**Task brief:** Below are the records; copy each line in them that holds the word "subtitle".

▽

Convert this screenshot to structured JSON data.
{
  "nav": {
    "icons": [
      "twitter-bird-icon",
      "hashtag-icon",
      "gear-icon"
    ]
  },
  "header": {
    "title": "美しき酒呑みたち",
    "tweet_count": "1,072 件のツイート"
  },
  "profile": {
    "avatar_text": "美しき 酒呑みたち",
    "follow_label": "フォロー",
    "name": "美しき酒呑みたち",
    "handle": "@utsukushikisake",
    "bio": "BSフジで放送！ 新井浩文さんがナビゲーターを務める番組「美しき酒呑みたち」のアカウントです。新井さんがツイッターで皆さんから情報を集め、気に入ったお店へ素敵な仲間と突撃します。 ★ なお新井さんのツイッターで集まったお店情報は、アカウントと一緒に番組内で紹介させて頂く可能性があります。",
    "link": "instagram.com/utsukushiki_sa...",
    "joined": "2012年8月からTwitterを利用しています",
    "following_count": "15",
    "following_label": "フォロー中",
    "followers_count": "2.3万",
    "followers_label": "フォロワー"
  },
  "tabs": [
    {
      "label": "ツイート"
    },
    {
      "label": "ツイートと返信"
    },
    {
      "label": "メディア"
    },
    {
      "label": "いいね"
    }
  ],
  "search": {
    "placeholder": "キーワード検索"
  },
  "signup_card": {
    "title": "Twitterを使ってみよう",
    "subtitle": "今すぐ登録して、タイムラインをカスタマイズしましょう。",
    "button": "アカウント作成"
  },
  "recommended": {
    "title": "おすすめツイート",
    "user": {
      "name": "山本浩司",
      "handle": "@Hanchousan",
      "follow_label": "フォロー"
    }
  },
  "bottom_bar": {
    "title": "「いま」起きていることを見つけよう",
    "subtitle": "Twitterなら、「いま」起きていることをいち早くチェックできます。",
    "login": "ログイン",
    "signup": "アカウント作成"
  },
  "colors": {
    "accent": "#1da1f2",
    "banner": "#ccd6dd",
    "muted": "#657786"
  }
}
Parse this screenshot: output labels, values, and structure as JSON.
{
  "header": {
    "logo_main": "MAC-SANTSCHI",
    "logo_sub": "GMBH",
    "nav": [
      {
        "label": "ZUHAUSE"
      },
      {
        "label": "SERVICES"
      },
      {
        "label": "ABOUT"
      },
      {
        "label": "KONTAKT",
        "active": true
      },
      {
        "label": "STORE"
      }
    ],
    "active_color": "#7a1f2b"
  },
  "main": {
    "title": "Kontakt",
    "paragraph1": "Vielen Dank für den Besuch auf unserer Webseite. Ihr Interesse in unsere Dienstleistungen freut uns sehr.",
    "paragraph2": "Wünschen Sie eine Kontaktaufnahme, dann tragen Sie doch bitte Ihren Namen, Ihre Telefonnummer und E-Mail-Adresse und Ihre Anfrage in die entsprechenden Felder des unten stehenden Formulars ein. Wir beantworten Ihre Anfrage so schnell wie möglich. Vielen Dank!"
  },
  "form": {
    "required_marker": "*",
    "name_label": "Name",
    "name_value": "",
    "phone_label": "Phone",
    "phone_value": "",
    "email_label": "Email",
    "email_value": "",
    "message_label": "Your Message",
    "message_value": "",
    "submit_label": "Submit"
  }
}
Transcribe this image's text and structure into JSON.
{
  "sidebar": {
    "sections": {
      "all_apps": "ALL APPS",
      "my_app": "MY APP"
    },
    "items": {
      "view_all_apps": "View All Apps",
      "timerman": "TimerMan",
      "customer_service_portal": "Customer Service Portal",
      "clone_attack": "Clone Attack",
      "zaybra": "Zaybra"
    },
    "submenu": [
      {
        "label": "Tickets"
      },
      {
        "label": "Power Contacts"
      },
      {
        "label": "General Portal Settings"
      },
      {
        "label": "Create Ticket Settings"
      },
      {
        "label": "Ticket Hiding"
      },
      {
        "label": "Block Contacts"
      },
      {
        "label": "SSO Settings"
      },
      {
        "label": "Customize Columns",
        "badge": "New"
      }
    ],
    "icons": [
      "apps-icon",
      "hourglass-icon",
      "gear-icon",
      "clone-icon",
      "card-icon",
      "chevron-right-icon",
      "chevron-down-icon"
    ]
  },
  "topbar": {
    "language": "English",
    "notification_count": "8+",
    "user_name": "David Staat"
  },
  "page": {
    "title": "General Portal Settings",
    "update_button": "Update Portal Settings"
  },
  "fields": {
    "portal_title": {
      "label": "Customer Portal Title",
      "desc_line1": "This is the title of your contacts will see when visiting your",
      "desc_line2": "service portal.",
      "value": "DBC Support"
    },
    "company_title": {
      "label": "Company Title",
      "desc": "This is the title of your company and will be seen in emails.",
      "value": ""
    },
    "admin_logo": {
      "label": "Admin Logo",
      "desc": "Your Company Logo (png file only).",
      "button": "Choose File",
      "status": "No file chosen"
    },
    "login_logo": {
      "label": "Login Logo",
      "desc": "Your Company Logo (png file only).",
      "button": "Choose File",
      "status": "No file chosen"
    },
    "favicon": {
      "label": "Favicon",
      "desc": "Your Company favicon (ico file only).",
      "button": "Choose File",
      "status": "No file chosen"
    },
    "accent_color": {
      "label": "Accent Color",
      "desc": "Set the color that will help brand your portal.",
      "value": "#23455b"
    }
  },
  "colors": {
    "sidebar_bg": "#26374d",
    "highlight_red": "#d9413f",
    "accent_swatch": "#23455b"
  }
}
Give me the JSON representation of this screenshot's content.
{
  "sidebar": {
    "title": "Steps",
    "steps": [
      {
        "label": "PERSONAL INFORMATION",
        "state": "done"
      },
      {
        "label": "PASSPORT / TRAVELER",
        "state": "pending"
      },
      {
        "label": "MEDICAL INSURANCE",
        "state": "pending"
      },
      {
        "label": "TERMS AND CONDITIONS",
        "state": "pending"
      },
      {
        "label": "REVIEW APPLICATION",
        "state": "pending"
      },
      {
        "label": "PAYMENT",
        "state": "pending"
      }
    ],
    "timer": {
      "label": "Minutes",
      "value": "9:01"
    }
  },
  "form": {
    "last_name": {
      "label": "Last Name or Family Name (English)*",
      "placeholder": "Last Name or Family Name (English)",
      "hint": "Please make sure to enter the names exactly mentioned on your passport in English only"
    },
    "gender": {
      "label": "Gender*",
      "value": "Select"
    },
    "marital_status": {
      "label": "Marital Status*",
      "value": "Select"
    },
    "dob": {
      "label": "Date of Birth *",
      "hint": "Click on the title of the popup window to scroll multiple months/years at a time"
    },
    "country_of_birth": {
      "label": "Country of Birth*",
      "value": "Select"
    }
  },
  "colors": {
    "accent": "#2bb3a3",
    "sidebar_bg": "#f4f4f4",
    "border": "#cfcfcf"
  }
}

△

**Finished exercise:**
    "subtitle": "今すぐ登録して、タイムラインをカスタマイズしましょう。",
    "subtitle": "Twitterなら、「いま」起きていることをいち早くチェックできます。",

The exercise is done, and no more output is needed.